— begin Provided entries —
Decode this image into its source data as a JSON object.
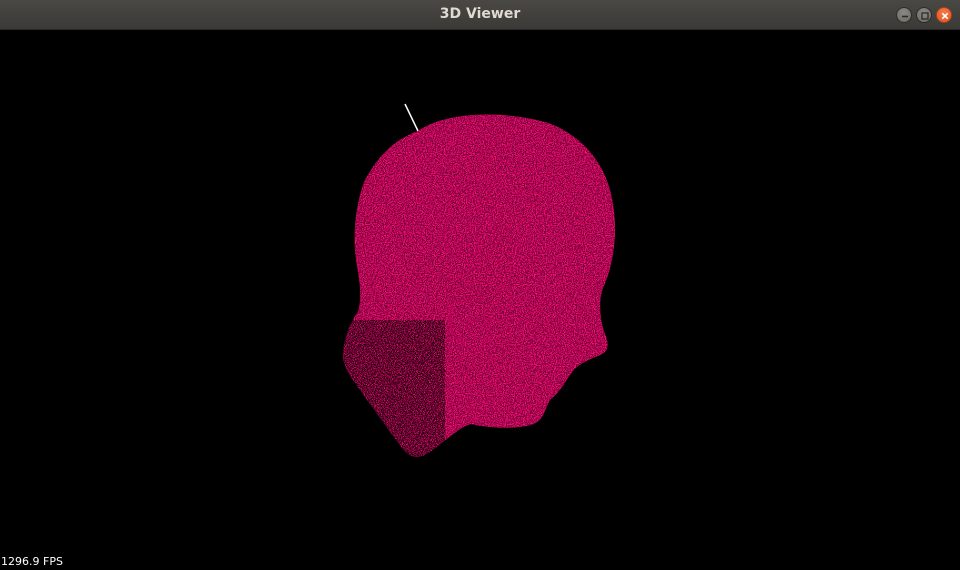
{
  "window": {
    "title": "3D Viewer",
    "controls": [
      "minimize-icon",
      "maximize-icon",
      "close-icon"
    ]
  },
  "viewport": {
    "background_color": "#000000",
    "point_cloud_color": "#ff0a78",
    "point_cloud_shape": "human-head-profile",
    "axis_indicator_color": "#ffffff"
  },
  "status": {
    "fps_text": "1296.9 FPS"
  }
}
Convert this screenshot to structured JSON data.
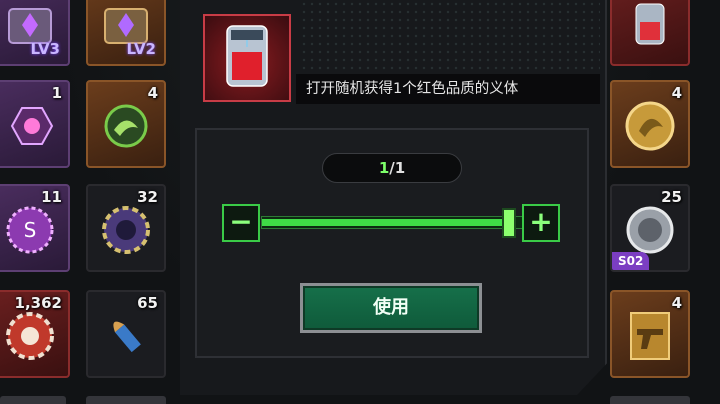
— end Provided entries —
Exercise aim: Transcribe every record above exactly, leaving out the pictures.

Final result:
Decode this image into its source data as a JSON object.
{
  "window": {
    "title": "3D Viewer",
    "controls": [
      "minimize-icon",
      "maximize-icon",
      "close-icon"
    ]
  },
  "viewport": {
    "background_color": "#000000",
    "point_cloud_color": "#ff0a78",
    "point_cloud_shape": "human-head-profile",
    "axis_indicator_color": "#ffffff"
  },
  "status": {
    "fps_text": "1296.9 FPS"
  }
}
Convert this screenshot to structured JSON data.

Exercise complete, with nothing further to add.